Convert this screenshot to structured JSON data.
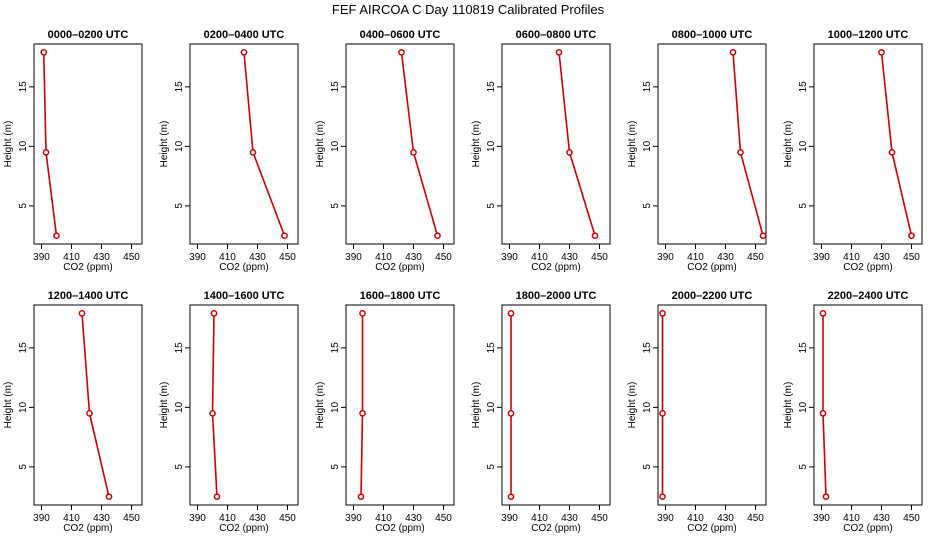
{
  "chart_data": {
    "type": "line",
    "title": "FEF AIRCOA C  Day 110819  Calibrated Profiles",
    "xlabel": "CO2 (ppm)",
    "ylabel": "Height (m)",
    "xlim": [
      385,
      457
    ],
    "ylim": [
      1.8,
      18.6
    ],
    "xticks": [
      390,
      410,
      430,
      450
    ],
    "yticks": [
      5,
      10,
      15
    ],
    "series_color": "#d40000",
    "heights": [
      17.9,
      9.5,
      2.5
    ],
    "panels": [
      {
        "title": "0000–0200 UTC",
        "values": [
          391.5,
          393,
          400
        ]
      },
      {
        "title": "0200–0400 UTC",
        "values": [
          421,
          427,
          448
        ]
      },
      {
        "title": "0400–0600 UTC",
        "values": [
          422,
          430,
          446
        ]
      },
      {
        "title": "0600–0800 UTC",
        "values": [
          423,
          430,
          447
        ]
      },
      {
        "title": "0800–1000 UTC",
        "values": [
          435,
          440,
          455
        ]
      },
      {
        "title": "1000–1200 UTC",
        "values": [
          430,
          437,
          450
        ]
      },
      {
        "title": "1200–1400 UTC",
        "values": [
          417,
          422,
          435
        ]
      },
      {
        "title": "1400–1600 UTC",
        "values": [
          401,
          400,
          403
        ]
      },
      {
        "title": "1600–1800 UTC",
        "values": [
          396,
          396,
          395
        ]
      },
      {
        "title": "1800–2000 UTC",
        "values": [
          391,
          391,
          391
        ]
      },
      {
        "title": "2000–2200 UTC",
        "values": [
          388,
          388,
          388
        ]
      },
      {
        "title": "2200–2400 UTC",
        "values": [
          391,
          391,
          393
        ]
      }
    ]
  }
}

------

§ Goal
Go through the listing above and quote it exactly, apart from its images.

§ Written reply
Convert this screenshot to structured JSON data.
{
  "chart_data": {
    "type": "line",
    "title": "FEF AIRCOA C  Day 110819  Calibrated Profiles",
    "xlabel": "CO2 (ppm)",
    "ylabel": "Height (m)",
    "xlim": [
      385,
      457
    ],
    "ylim": [
      1.8,
      18.6
    ],
    "xticks": [
      390,
      410,
      430,
      450
    ],
    "yticks": [
      5,
      10,
      15
    ],
    "series_color": "#d40000",
    "heights": [
      17.9,
      9.5,
      2.5
    ],
    "panels": [
      {
        "title": "0000–0200 UTC",
        "values": [
          391.5,
          393,
          400
        ]
      },
      {
        "title": "0200–0400 UTC",
        "values": [
          421,
          427,
          448
        ]
      },
      {
        "title": "0400–0600 UTC",
        "values": [
          422,
          430,
          446
        ]
      },
      {
        "title": "0600–0800 UTC",
        "values": [
          423,
          430,
          447
        ]
      },
      {
        "title": "0800–1000 UTC",
        "values": [
          435,
          440,
          455
        ]
      },
      {
        "title": "1000–1200 UTC",
        "values": [
          430,
          437,
          450
        ]
      },
      {
        "title": "1200–1400 UTC",
        "values": [
          417,
          422,
          435
        ]
      },
      {
        "title": "1400–1600 UTC",
        "values": [
          401,
          400,
          403
        ]
      },
      {
        "title": "1600–1800 UTC",
        "values": [
          396,
          396,
          395
        ]
      },
      {
        "title": "1800–2000 UTC",
        "values": [
          391,
          391,
          391
        ]
      },
      {
        "title": "2000–2200 UTC",
        "values": [
          388,
          388,
          388
        ]
      },
      {
        "title": "2200–2400 UTC",
        "values": [
          391,
          391,
          393
        ]
      }
    ]
  }
}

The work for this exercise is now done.